## EXERCISES TO COMPLETE
(a) List the titles of the songs by Blue Orchids that the concert review names.
(b) Repeat the passage of the concert review starting at "And first on" and ending at "John Paul Moran.".
(c) Pick up the concert review after its final sentence and keep writing it in the same style.

## SOURCE DOCUMENT
The 80s revival continues. Though if either of tonight’s acts were on the Rewind bill, they’d be in a far-flung corner of the country estate, beside the portaloos, miles from the country house main stage and the dulcet tones of Tony Hadley and Billy Ocean.
Fortunately, we’re instead in one of Edin… sorry, Leith’s newer, ‘cosier’ venues, very much in the style of the sweaty clubs that bands like tonight’s headliners are more used to.
And first on this nostalgia fest are Manc quartet Blue Orchids. Despite sporting just one original member – Fall founder Martin Bramah – they come with a good post-punk provenance, with one-time Ed Banger Chris Connelly on drums abetted by former A Witness bassist Vince Hunt, while the band’s sound wouldn’t be complete without keyboard wizardry provided by the hirsute John Paul Moran.
And perhaps more than anything else it’s a very Northern English feel the band evoke – especially in opener ‘Freak Show’, a hint of the Inspirals in the keyboard swirl, while drawled sardonic lyrics are redolent of both Half Man Half Biscuit and Bramah’s former sidekick Mark E Smith. They offer a Nightingales cover, but “in Blue Orchids style” (meaning that this writer can’t ID it) but more familiar are the swaggering ‘Diamond Age’, and ‘Crystal Kiss’, which is restarted – “it’s supposed to be tender,” says Bramah, as he has Connelly calm down the beat for a few minutes. The band do have new material on offer, but it’s ‘Bad Education’ that garners most cheers, alongside ‘Work’ which thrills at the tail end of a curtailed but still-lengthy set.

(Page layout parsing data)
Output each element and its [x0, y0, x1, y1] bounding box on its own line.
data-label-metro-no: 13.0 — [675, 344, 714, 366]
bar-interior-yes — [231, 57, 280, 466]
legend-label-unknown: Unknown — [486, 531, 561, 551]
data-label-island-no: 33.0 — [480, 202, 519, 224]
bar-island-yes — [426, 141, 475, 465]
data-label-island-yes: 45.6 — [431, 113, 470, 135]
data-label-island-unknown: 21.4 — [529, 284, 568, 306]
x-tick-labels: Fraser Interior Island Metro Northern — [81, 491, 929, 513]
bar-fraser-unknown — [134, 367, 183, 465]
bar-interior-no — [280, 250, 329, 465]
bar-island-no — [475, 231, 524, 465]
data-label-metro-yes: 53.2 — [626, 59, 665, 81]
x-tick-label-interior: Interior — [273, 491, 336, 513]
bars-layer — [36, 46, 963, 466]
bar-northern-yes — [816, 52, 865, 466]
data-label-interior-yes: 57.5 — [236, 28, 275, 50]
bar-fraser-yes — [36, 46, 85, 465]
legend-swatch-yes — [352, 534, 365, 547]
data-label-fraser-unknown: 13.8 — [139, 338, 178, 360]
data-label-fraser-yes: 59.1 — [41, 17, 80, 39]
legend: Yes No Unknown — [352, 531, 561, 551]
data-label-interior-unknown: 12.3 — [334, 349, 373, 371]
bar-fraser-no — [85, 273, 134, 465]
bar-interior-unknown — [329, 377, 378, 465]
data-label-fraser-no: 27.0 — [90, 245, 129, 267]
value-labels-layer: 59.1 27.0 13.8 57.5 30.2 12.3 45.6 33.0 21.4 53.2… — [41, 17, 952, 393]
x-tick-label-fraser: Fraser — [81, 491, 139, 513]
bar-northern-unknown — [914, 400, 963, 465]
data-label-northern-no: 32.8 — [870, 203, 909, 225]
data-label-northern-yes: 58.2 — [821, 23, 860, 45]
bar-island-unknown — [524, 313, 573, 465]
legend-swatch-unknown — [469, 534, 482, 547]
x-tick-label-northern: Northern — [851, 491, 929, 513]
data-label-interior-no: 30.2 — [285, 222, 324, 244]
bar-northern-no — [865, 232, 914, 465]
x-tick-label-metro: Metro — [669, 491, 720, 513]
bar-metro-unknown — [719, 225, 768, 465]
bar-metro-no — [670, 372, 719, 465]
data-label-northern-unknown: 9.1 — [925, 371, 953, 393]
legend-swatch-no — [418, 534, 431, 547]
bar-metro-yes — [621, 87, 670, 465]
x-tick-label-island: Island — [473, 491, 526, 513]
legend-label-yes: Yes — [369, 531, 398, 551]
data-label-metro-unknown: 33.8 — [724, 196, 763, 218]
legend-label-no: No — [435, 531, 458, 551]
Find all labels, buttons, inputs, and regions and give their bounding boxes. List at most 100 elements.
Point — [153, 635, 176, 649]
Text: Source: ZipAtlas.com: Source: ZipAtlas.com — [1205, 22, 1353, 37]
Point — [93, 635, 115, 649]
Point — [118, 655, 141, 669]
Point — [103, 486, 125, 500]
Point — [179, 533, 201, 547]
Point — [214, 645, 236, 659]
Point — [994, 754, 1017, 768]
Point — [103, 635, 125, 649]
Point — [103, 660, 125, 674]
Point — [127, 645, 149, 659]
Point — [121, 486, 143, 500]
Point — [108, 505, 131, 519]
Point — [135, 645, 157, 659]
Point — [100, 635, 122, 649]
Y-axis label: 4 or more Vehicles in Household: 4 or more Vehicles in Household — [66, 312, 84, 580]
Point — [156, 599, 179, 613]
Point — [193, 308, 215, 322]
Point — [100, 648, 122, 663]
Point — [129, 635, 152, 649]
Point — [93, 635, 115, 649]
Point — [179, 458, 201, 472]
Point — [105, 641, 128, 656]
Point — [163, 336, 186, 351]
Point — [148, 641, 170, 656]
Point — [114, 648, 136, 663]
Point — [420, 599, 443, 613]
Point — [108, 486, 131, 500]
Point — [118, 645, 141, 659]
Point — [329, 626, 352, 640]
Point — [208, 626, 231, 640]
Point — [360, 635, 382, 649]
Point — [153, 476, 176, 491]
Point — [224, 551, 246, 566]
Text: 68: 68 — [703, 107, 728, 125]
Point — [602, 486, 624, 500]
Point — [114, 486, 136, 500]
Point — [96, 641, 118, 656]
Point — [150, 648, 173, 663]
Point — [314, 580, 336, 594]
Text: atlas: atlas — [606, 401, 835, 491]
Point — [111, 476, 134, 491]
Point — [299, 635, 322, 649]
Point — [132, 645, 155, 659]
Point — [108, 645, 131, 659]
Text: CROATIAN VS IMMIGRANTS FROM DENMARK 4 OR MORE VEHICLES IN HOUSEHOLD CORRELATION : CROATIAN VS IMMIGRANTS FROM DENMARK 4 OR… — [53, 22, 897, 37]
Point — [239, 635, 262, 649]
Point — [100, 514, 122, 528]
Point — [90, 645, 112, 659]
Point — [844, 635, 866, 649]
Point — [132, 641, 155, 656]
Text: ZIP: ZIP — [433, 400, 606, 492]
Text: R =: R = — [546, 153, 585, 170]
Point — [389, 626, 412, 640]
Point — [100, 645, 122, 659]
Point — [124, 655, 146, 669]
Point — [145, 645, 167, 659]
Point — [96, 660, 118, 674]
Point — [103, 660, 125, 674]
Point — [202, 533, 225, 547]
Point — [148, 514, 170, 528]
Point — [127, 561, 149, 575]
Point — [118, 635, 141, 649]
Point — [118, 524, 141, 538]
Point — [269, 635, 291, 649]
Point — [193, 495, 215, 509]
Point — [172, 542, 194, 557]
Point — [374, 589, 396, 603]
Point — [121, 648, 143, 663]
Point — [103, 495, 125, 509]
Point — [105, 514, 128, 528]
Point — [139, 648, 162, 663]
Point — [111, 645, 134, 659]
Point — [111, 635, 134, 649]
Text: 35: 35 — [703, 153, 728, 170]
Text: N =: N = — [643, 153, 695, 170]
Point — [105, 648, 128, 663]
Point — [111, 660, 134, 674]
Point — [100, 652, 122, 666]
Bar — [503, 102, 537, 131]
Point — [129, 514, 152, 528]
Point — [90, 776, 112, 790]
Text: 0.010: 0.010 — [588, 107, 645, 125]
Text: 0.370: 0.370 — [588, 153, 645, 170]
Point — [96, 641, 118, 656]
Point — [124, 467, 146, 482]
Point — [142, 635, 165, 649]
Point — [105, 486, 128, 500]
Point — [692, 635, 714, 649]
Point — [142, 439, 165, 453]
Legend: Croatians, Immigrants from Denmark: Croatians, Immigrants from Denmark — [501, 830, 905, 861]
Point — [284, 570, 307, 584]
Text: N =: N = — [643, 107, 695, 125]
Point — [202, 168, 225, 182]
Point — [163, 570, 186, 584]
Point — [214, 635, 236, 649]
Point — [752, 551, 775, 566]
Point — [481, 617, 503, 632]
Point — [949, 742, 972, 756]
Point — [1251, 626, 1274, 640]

## TASK ANSWERS
(a)
'Freak Show'
'Diamond Age'
'Crystal Kiss'
'Bad Education'
'Work'

(b)
And first on this nostalgia fest are Manc quartet Blue Orchids. Despite sporting just one original member – Fall founder Martin Bramah – they come with a good post-punk provenance, with one-time Ed Banger Chris Connelly on drums abetted by former A Witness bassist Vince Hunt, while the band’s sound wouldn’t be complete without keyboard wizardry provided by the hirsute John Paul Moran.

(c)
Like their guests, Nightingales similarly returned after a lengthy hiatus, but have in fact been recording in their reformed guise for more than a decade now. And yes, they have new material to punt, the EP ‘Become Not Becoming’ .
However, they kick off with oldie ‘Use Your Loaf’.
One hour later, they exit the tiny stage to tumultuous, pent-up applause.
What they deliver in-between is a frantic yet fluid 60 minutes of songs which meld into one another, leaving nary a gap for breath never mind audience cheers.
The set veers between glam stomp and post rock pomp, as much Beefheart as Buzzcocks… though more often the former.
The tighter-than four piece are held together by former Violet Violet drummer Fliss Kitson, with Andreas Schmid’s chundering bass and James Smith delivering scratchy, frantic guitar lines. All in support, of course, of founding member Robert Lloyd’s vocal gymnastics – still a commanding, black-suited presence after all these years, and still delivering acerbic wit on their new material as he was more than three decades years ago.
And that was that. 30 years in 60 minutes. Though on this form, it’ll not be the last we see of Lloyd and cohorts.